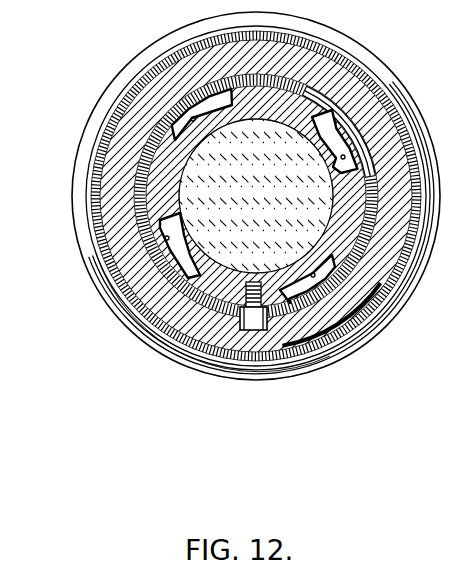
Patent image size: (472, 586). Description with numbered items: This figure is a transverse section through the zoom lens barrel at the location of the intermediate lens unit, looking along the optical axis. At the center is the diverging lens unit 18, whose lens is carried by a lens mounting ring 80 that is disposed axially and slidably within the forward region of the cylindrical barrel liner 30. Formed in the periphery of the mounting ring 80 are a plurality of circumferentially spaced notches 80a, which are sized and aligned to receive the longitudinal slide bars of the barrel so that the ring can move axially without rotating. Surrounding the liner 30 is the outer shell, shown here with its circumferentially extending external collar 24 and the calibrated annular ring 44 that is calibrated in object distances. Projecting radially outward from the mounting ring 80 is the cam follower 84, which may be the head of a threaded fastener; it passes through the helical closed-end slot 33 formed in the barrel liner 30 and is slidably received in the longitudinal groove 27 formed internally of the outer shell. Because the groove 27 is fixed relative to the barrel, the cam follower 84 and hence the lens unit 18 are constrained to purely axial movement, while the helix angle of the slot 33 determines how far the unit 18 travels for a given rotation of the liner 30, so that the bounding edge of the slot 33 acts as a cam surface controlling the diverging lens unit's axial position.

The intermediate diverging lens unit 18 is at (262, 208).
The external shoulder or collar 24 is at (103, 275).
The longitudinal groove 27 is at (273, 327).
The barrel liner 30 is at (135, 213).
The helical slot 33 is at (220, 327).
The calibrated annular ring 44 is at (147, 323).
The lens mounting ring 80 is at (152, 185).
The notches 80a is at (193, 122).
The cam follower 84 is at (252, 330).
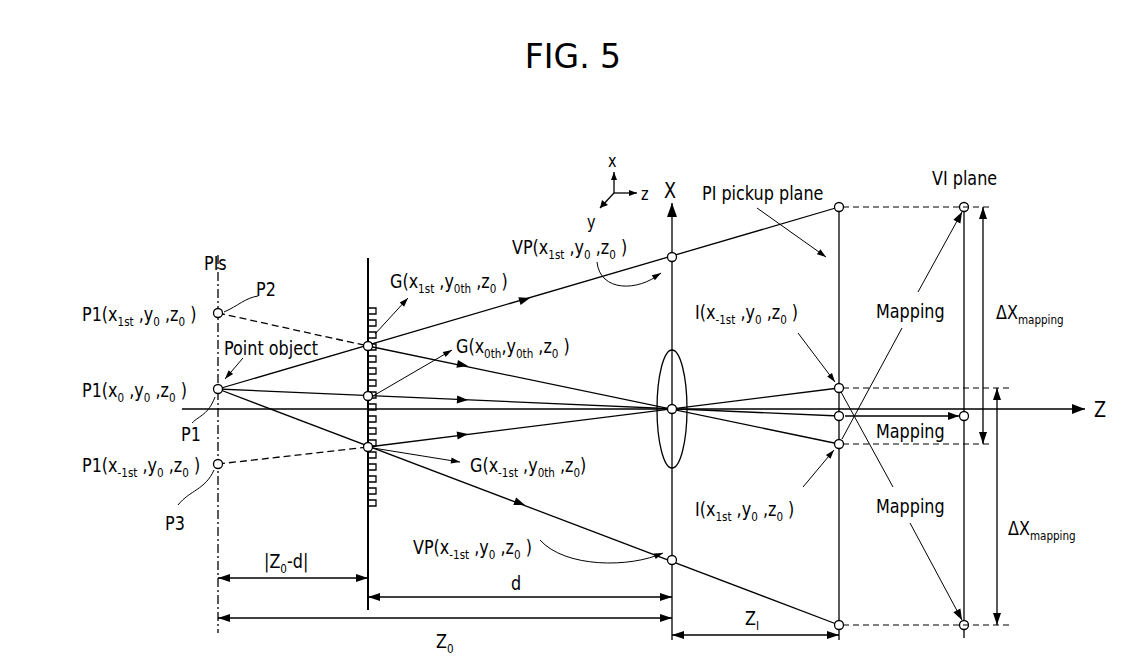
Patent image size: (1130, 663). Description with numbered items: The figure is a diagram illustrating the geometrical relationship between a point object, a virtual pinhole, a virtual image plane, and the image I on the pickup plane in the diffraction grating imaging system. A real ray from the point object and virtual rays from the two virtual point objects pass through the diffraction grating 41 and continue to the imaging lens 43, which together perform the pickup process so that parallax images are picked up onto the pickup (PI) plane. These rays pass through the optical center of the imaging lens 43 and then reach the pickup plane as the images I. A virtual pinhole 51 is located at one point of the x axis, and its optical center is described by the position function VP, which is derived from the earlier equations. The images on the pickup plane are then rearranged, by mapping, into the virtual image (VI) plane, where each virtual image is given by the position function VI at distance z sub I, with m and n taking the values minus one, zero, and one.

The diffraction grating 41 is at (373, 308).
The imaging lens 43 is at (660, 370).
The virtual pinhole 51 is at (676, 255).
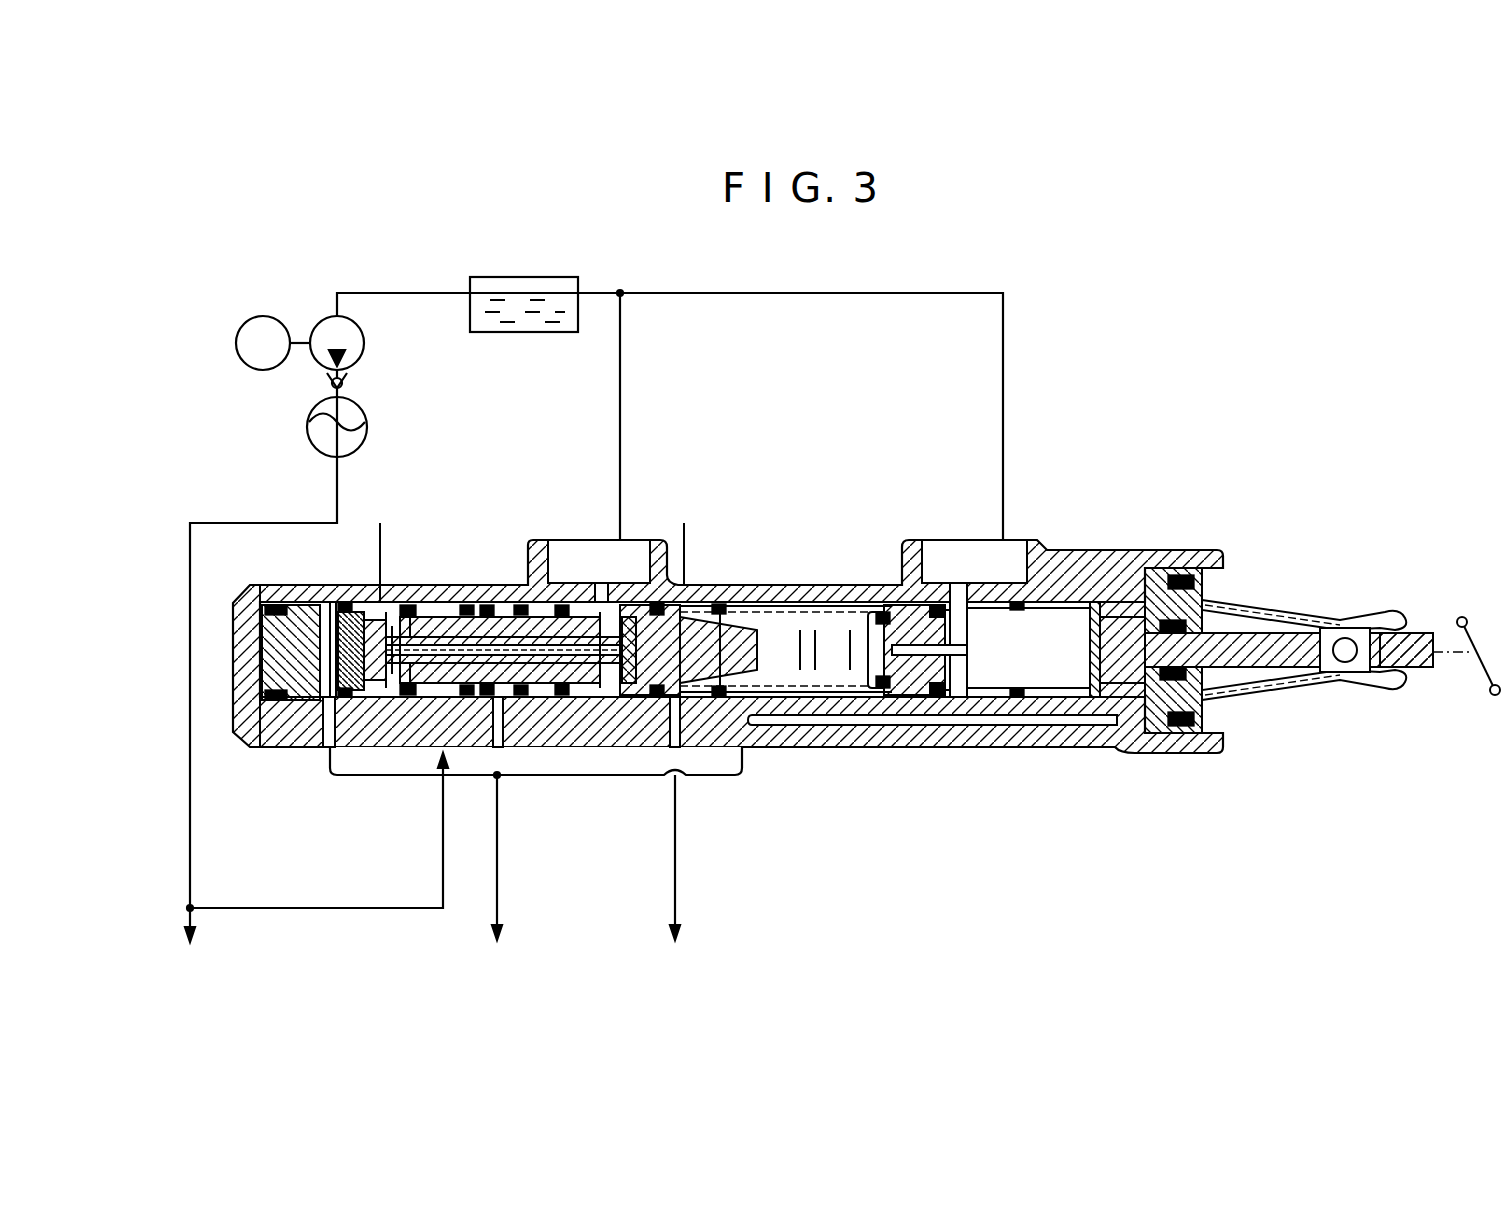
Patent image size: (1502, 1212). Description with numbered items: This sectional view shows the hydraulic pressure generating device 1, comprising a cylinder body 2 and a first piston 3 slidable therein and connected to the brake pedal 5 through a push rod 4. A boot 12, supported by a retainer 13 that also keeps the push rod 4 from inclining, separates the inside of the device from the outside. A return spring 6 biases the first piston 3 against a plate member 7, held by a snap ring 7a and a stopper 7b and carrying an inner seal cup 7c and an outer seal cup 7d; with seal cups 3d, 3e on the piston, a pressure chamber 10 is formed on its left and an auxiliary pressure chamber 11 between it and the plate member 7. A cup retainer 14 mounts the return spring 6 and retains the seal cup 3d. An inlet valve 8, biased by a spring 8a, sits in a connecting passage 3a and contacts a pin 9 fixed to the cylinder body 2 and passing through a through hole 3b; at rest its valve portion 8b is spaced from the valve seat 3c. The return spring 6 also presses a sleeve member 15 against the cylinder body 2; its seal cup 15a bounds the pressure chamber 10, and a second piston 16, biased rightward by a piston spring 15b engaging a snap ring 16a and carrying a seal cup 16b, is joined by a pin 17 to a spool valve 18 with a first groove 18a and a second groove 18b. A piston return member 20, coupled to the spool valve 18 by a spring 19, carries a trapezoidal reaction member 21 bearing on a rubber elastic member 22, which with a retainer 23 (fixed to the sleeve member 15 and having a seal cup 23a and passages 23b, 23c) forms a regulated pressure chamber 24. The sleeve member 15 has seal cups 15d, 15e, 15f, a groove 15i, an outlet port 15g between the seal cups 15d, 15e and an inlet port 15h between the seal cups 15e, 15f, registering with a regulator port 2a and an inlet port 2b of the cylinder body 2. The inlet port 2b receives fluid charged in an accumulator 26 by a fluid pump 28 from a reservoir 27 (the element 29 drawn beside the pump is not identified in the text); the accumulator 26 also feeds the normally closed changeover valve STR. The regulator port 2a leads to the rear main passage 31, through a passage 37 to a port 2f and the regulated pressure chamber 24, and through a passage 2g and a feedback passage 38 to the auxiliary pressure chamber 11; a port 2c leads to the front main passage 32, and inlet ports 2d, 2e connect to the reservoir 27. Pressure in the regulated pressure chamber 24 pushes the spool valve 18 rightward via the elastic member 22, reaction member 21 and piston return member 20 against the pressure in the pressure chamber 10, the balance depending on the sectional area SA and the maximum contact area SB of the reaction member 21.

The hydraulic pressure generating device 1 is at (1065, 480).
The cylinder body 2 is at (1115, 572).
The regulator port 2a is at (498, 748).
The inlet port 2b is at (425, 776).
The port 2c is at (678, 748).
The inlet port 2d is at (970, 556).
The inlet port 2e is at (628, 556).
The port 2f is at (330, 756).
The passage 2g is at (1003, 718).
The first piston 3 is at (1127, 637).
The connecting passage 3a is at (918, 602).
The through hole 3b is at (1017, 603).
The valve seat 3c is at (960, 700).
The seal cup 3d is at (926, 700).
The seal cup 3e is at (1095, 698).
The push rod 4 is at (1385, 612).
The brake pedal 5 is at (1480, 690).
The return spring 6 is at (800, 698).
The plate member 7 is at (1205, 722).
The snap ring 7a is at (1190, 578).
The stopper 7b is at (1155, 740).
The inner seal cup 7c is at (1215, 682).
The outer seal cup 7d is at (1195, 740).
The inlet valve 8 is at (890, 600).
The spring 8a is at (878, 698).
The valve portion 8b is at (886, 698).
The pin 9 is at (958, 650).
The pressure chamber 10 is at (815, 698).
The auxiliary pressure chamber 11 is at (1125, 735).
The boot 12 is at (1405, 690).
The retainer 13 is at (1345, 682).
The cup retainer 14 is at (850, 698).
The sleeve member 15 is at (570, 705).
The seal cup 15a is at (630, 705).
The piston spring 15b is at (730, 604).
The seal cup 15d is at (520, 604).
The seal cup 15e is at (468, 604).
The seal cup 15f is at (408, 604).
The outlet port 15g is at (476, 700).
The inlet port 15h is at (402, 705).
The groove 15i is at (394, 705).
The second piston 16 is at (776, 610).
The snap ring 16a is at (745, 705).
The seal cup 16b is at (652, 705).
The pin 17 is at (602, 705).
The spool valve 18 is at (540, 705).
The first groove 18a is at (486, 604).
The second groove 18b is at (560, 604).
The spring 19 is at (378, 700).
The piston return member 20 is at (350, 700).
The reaction member 21 is at (372, 620).
The elastic member 22 is at (345, 610).
The retainer 23 is at (257, 660).
The seal cup 23a is at (265, 607).
The passage 23b is at (255, 690).
The passage 23c is at (284, 600).
The regulated pressure chamber 24 is at (300, 590).
The accumulator 26 is at (310, 415).
The reservoir 27 is at (475, 305).
The fluid pump 28 is at (332, 318).
The motor 29 is at (245, 325).
The main passage 31 is at (497, 885).
The main passage 32 is at (675, 885).
The passage 37 is at (412, 720).
The feedback passage 38 is at (722, 705).
The sectional area SA is at (690, 538).
The maximum contact area SB is at (380, 549).
The changeover valve STR is at (198, 941).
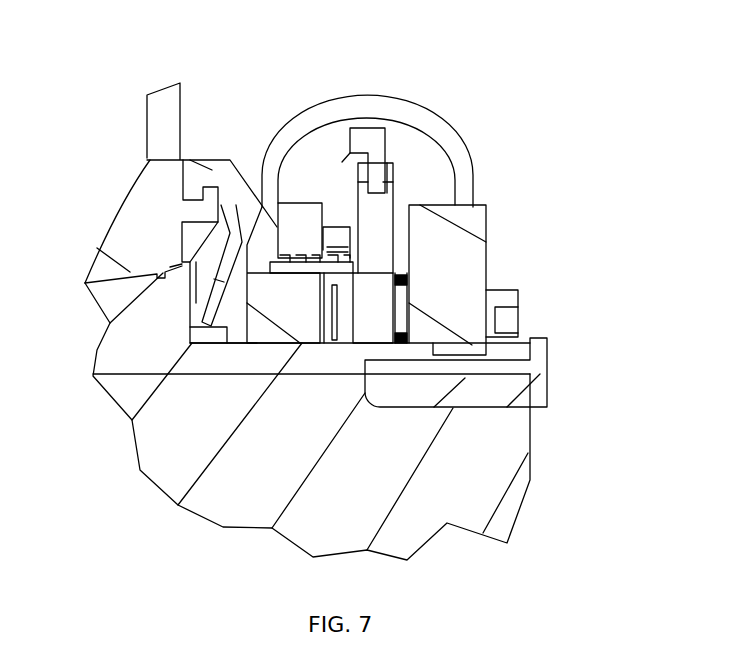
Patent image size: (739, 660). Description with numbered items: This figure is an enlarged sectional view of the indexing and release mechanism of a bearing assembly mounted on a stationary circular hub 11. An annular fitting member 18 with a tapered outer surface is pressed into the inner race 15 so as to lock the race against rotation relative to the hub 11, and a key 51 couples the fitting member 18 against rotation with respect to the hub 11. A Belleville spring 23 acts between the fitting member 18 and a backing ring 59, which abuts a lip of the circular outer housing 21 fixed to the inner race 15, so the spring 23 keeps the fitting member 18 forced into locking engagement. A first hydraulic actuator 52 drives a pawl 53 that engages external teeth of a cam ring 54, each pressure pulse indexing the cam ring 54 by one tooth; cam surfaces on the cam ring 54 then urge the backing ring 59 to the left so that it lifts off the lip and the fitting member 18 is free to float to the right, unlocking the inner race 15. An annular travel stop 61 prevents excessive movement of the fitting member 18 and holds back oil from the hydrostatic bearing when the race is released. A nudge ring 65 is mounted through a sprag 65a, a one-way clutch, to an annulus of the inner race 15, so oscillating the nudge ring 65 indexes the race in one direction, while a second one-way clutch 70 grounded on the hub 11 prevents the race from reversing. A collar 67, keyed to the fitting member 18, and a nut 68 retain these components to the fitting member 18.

The hub 11 is at (498, 487).
The inner race 15 is at (122, 218).
The fitting member 18 is at (122, 340).
The outer housing 21 is at (230, 160).
The Belleville spring 23 is at (240, 226).
The key 51 is at (537, 396).
The first hydraulic actuator 52 is at (443, 134).
The pawl 53 is at (382, 212).
The cam ring 54 is at (392, 310).
The backing ring 59 is at (297, 317).
The annular travel stop 61 is at (193, 235).
The nudge ring 65 is at (320, 235).
The sprag 65a is at (300, 203).
The collar 67 is at (467, 258).
The nut 68 is at (512, 298).
The second one-way clutch 70 is at (333, 205).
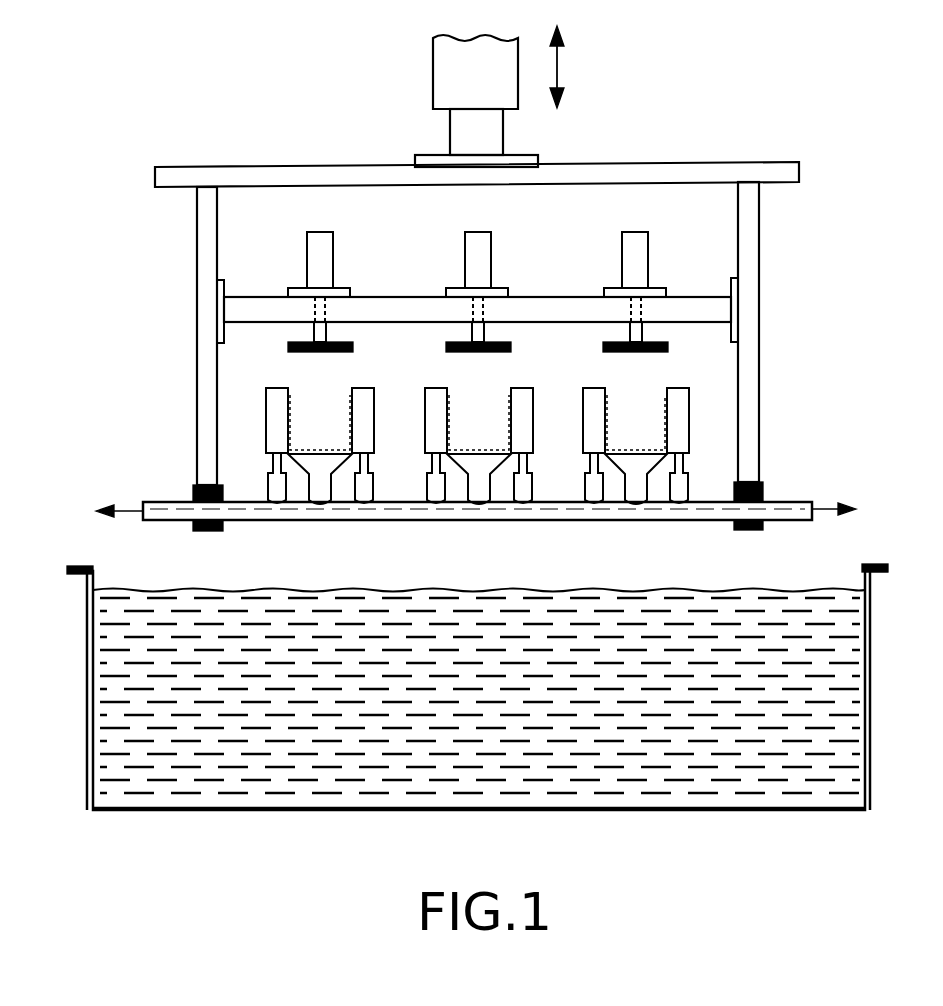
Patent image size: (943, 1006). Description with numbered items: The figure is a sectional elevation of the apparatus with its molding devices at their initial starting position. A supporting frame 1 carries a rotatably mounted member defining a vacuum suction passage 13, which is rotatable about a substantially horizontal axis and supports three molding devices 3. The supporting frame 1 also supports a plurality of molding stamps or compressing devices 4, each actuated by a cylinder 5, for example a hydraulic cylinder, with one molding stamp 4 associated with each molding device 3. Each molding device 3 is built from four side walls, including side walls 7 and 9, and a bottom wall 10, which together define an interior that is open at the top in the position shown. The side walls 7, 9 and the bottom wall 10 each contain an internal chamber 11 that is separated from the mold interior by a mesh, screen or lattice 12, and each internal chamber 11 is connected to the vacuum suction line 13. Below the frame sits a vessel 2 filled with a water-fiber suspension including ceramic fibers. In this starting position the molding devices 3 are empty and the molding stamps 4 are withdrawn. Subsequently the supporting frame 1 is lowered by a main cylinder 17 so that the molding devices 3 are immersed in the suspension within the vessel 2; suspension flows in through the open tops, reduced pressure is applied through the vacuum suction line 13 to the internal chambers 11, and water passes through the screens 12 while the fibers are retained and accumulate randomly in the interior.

The supporting frame 1 is at (172, 344).
The vessel 2 is at (88, 694).
The molding device 3 is at (480, 423).
The molding stamp 4 is at (292, 353).
The cylinder 5 is at (333, 246).
The side wall 7 is at (374, 398).
The side wall 9 is at (272, 413).
The bottom wall 10 is at (313, 473).
The internal chamber 11 is at (352, 395).
The screen 12 is at (292, 440).
The vacuum suction passage 13 is at (684, 515).
The main cylinder 17 is at (439, 83).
• • • • •
AIM OF THE TASK —
Reproduce word for word the records from the line containing "Patent image size: (943, 1006)." through the last line of the records, including both of those lines.

ANSWER TO THE PROBLEM —
Patent image size: (943, 1006). Description with numbered items: The figure is a sectional elevation of the apparatus with its molding devices at their initial starting position. A supporting frame 1 carries a rotatably mounted member defining a vacuum suction passage 13, which is rotatable about a substantially horizontal axis and supports three molding devices 3. The supporting frame 1 also supports a plurality of molding stamps or compressing devices 4, each actuated by a cylinder 5, for example a hydraulic cylinder, with one molding stamp 4 associated with each molding device 3. Each molding device 3 is built from four side walls, including side walls 7 and 9, and a bottom wall 10, which together define an interior that is open at the top in the position shown. The side walls 7, 9 and the bottom wall 10 each contain an internal chamber 11 that is separated from the mold interior by a mesh, screen or lattice 12, and each internal chamber 11 is connected to the vacuum suction line 13. Below the frame sits a vessel 2 filled with a water-fiber suspension including ceramic fibers. In this starting position the molding devices 3 are empty and the molding stamps 4 are withdrawn. Subsequently the supporting frame 1 is lowered by a main cylinder 17 so that the molding devices 3 are immersed in the suspension within the vessel 2; suspension flows in through the open tops, reduced pressure is applied through the vacuum suction line 13 to the internal chambers 11, and water passes through the screens 12 while the fibers are retained and accumulate randomly in the interior.

The supporting frame 1 is at (172, 344).
The vessel 2 is at (88, 694).
The molding device 3 is at (480, 423).
The molding stamp 4 is at (292, 353).
The cylinder 5 is at (333, 246).
The side wall 7 is at (374, 398).
The side wall 9 is at (272, 413).
The bottom wall 10 is at (313, 473).
The internal chamber 11 is at (352, 395).
The screen 12 is at (292, 440).
The vacuum suction passage 13 is at (684, 515).
The main cylinder 17 is at (439, 83).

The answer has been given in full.